* **EXERCISE DIRECTIONS**: Repeat the material verbatim and drop the pictures.

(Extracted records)
----------
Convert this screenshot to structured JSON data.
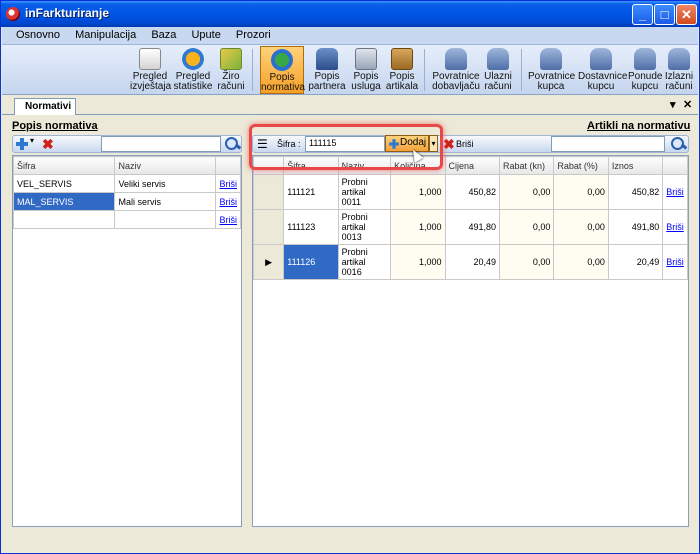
{
  "window": {
    "title": "inFarkturiranje"
  },
  "menu": [
    "Osnovno",
    "Manipulacija",
    "Baza",
    "Upute",
    "Prozori"
  ],
  "ribbon": [
    {
      "label": "Pregled izvještaja",
      "icon": "report-icon"
    },
    {
      "label": "Pregled statistike",
      "icon": "chart-icon"
    },
    {
      "label": "Žiro računi",
      "icon": "money-icon"
    },
    {
      "label": "Popis normativa",
      "icon": "globe-icon",
      "active": true
    },
    {
      "label": "Popis partnera",
      "icon": "partners-icon"
    },
    {
      "label": "Popis usluga",
      "icon": "services-icon"
    },
    {
      "label": "Popis artikala",
      "icon": "articles-icon"
    },
    {
      "label": "Povratnice dobavljaču",
      "icon": "truck-icon"
    },
    {
      "label": "Ulazni računi",
      "icon": "truck-icon"
    },
    {
      "label": "Povratnice kupca",
      "icon": "truck-icon"
    },
    {
      "label": "Dostavnice kupcu",
      "icon": "truck-icon"
    },
    {
      "label": "Ponude kupcu",
      "icon": "truck-icon"
    },
    {
      "label": "Izlazni računi",
      "icon": "truck-icon"
    }
  ],
  "tab": {
    "label": "Normativi"
  },
  "left": {
    "title": "Popis normativa",
    "columns": [
      "Šifra",
      "Naziv"
    ],
    "rows": [
      {
        "sifra": "VEL_SERVIS",
        "naziv": "Veliki servis",
        "action": "Briši"
      },
      {
        "sifra": "MAL_SERVIS",
        "naziv": "Mali servis",
        "action": "Briši"
      },
      {
        "sifra": "",
        "naziv": "",
        "action": "Briši"
      }
    ]
  },
  "right": {
    "title": "Artikli na normativu",
    "sifra_label": "Šifra :",
    "sifra_value": "111115",
    "add_label": "Dodaj",
    "delete_label": "Briši",
    "columns": [
      "Šifra",
      "Naziv",
      "Količina",
      "Cijena",
      "Rabat (kn)",
      "Rabat (%)",
      "Iznos"
    ],
    "rows": [
      {
        "sifra": "111121",
        "naziv": "Probni artikal 0011",
        "kolicina": "1,000",
        "cijena": "450,82",
        "rabat_kn": "0,00",
        "rabat_pct": "0,00",
        "iznos": "450,82",
        "action": "Briši"
      },
      {
        "sifra": "111123",
        "naziv": "Probni artikal 0013",
        "kolicina": "1,000",
        "cijena": "491,80",
        "rabat_kn": "0,00",
        "rabat_pct": "0,00",
        "iznos": "491,80",
        "action": "Briši"
      },
      {
        "sifra": "111126",
        "naziv": "Probni artikal 0016",
        "kolicina": "1,000",
        "cijena": "20,49",
        "rabat_kn": "0,00",
        "rabat_pct": "0,00",
        "iznos": "20,49",
        "action": "Briši"
      }
    ]
  }
}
----------
* **RESPONSE FOR THIS EXERCISE**:
Convert this screenshot to structured JSON data.
{
  "window": {
    "title": "inFarkturiranje"
  },
  "menu": [
    "Osnovno",
    "Manipulacija",
    "Baza",
    "Upute",
    "Prozori"
  ],
  "ribbon": [
    {
      "label": "Pregled izvještaja",
      "icon": "report-icon"
    },
    {
      "label": "Pregled statistike",
      "icon": "chart-icon"
    },
    {
      "label": "Žiro računi",
      "icon": "money-icon"
    },
    {
      "label": "Popis normativa",
      "icon": "globe-icon",
      "active": true
    },
    {
      "label": "Popis partnera",
      "icon": "partners-icon"
    },
    {
      "label": "Popis usluga",
      "icon": "services-icon"
    },
    {
      "label": "Popis artikala",
      "icon": "articles-icon"
    },
    {
      "label": "Povratnice dobavljaču",
      "icon": "truck-icon"
    },
    {
      "label": "Ulazni računi",
      "icon": "truck-icon"
    },
    {
      "label": "Povratnice kupca",
      "icon": "truck-icon"
    },
    {
      "label": "Dostavnice kupcu",
      "icon": "truck-icon"
    },
    {
      "label": "Ponude kupcu",
      "icon": "truck-icon"
    },
    {
      "label": "Izlazni računi",
      "icon": "truck-icon"
    }
  ],
  "tab": {
    "label": "Normativi"
  },
  "left": {
    "title": "Popis normativa",
    "columns": [
      "Šifra",
      "Naziv"
    ],
    "rows": [
      {
        "sifra": "VEL_SERVIS",
        "naziv": "Veliki servis",
        "action": "Briši"
      },
      {
        "sifra": "MAL_SERVIS",
        "naziv": "Mali servis",
        "action": "Briši"
      },
      {
        "sifra": "",
        "naziv": "",
        "action": "Briši"
      }
    ]
  },
  "right": {
    "title": "Artikli na normativu",
    "sifra_label": "Šifra :",
    "sifra_value": "111115",
    "add_label": "Dodaj",
    "delete_label": "Briši",
    "columns": [
      "Šifra",
      "Naziv",
      "Količina",
      "Cijena",
      "Rabat (kn)",
      "Rabat (%)",
      "Iznos"
    ],
    "rows": [
      {
        "sifra": "111121",
        "naziv": "Probni artikal 0011",
        "kolicina": "1,000",
        "cijena": "450,82",
        "rabat_kn": "0,00",
        "rabat_pct": "0,00",
        "iznos": "450,82",
        "action": "Briši"
      },
      {
        "sifra": "111123",
        "naziv": "Probni artikal 0013",
        "kolicina": "1,000",
        "cijena": "491,80",
        "rabat_kn": "0,00",
        "rabat_pct": "0,00",
        "iznos": "491,80",
        "action": "Briši"
      },
      {
        "sifra": "111126",
        "naziv": "Probni artikal 0016",
        "kolicina": "1,000",
        "cijena": "20,49",
        "rabat_kn": "0,00",
        "rabat_pct": "0,00",
        "iznos": "20,49",
        "action": "Briši"
      }
    ]
  }
}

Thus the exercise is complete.